:: Provided information ::
════════════════
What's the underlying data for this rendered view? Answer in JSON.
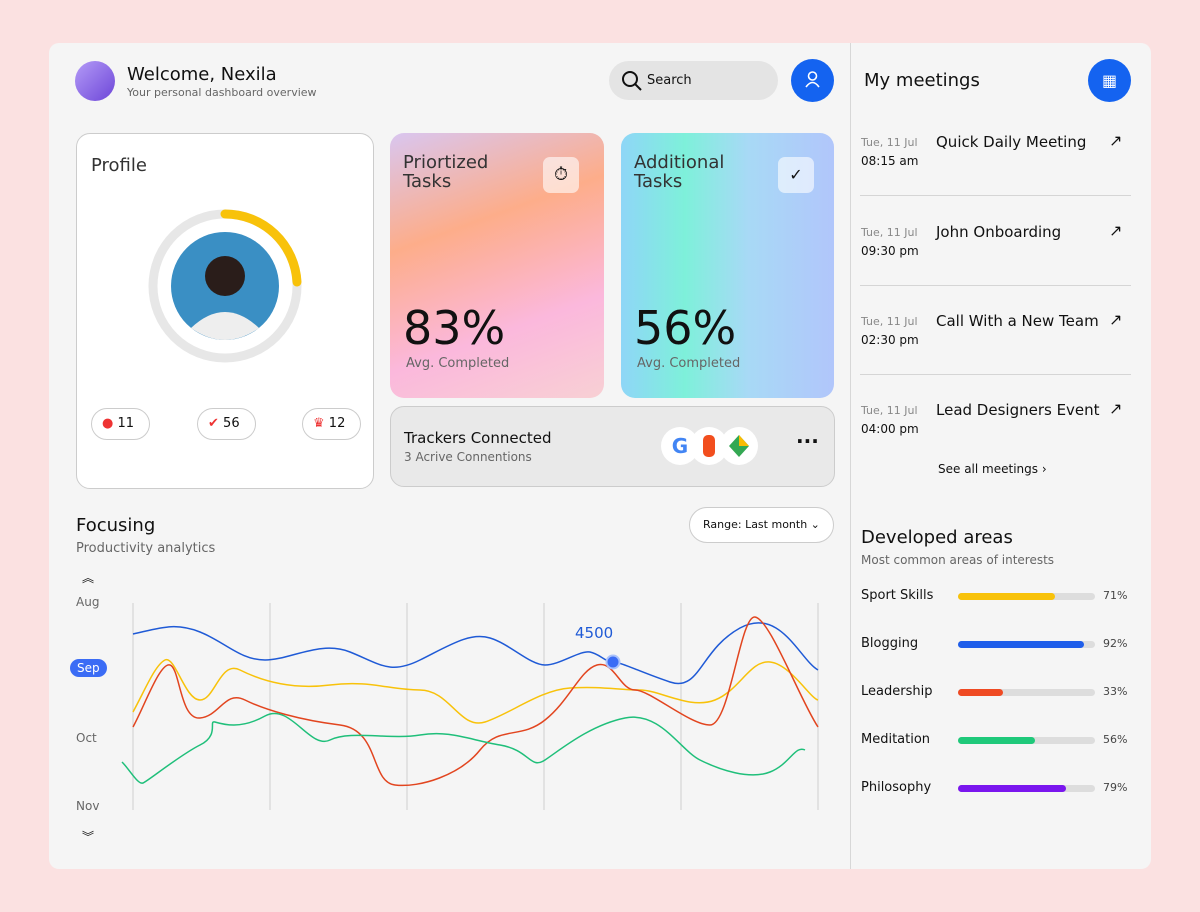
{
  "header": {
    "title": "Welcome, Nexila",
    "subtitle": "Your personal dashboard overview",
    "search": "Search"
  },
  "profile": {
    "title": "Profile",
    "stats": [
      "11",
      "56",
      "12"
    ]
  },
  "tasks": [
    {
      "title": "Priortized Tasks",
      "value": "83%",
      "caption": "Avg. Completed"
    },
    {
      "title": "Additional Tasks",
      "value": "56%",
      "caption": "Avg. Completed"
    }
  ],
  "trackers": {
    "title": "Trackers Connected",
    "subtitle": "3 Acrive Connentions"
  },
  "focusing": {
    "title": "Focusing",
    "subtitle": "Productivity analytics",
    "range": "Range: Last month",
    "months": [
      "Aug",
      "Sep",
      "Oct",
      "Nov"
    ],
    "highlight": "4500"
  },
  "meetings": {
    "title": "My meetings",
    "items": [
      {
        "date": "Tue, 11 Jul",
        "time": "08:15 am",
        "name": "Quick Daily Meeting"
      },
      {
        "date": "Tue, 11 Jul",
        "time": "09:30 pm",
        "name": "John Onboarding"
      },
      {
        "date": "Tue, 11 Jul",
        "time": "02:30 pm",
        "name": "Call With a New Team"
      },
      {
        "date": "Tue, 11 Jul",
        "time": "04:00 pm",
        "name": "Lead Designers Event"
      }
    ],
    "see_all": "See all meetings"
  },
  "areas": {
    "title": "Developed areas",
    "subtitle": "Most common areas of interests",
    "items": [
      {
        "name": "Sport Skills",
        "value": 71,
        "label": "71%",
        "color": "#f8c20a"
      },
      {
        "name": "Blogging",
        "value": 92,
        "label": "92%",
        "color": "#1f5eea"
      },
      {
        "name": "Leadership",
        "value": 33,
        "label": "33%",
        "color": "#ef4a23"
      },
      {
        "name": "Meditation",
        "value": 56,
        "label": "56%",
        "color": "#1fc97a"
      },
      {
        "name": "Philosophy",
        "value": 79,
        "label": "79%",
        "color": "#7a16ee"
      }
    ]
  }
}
════════════════
:: Stated problem ::
Your copy should repeat each entry above exactly but contain no pictures.

:: Response to this exercise ::
What's the underlying data for this rendered view? Answer in JSON.
{
  "header": {
    "title": "Welcome, Nexila",
    "subtitle": "Your personal dashboard overview",
    "search": "Search"
  },
  "profile": {
    "title": "Profile",
    "stats": [
      "11",
      "56",
      "12"
    ]
  },
  "tasks": [
    {
      "title": "Priortized Tasks",
      "value": "83%",
      "caption": "Avg. Completed"
    },
    {
      "title": "Additional Tasks",
      "value": "56%",
      "caption": "Avg. Completed"
    }
  ],
  "trackers": {
    "title": "Trackers Connected",
    "subtitle": "3 Acrive Connentions"
  },
  "focusing": {
    "title": "Focusing",
    "subtitle": "Productivity analytics",
    "range": "Range: Last month",
    "months": [
      "Aug",
      "Sep",
      "Oct",
      "Nov"
    ],
    "highlight": "4500"
  },
  "meetings": {
    "title": "My meetings",
    "items": [
      {
        "date": "Tue, 11 Jul",
        "time": "08:15 am",
        "name": "Quick Daily Meeting"
      },
      {
        "date": "Tue, 11 Jul",
        "time": "09:30 pm",
        "name": "John Onboarding"
      },
      {
        "date": "Tue, 11 Jul",
        "time": "02:30 pm",
        "name": "Call With a New Team"
      },
      {
        "date": "Tue, 11 Jul",
        "time": "04:00 pm",
        "name": "Lead Designers Event"
      }
    ],
    "see_all": "See all meetings"
  },
  "areas": {
    "title": "Developed areas",
    "subtitle": "Most common areas of interests",
    "items": [
      {
        "name": "Sport Skills",
        "value": 71,
        "label": "71%",
        "color": "#f8c20a"
      },
      {
        "name": "Blogging",
        "value": 92,
        "label": "92%",
        "color": "#1f5eea"
      },
      {
        "name": "Leadership",
        "value": 33,
        "label": "33%",
        "color": "#ef4a23"
      },
      {
        "name": "Meditation",
        "value": 56,
        "label": "56%",
        "color": "#1fc97a"
      },
      {
        "name": "Philosophy",
        "value": 79,
        "label": "79%",
        "color": "#7a16ee"
      }
    ]
  }
}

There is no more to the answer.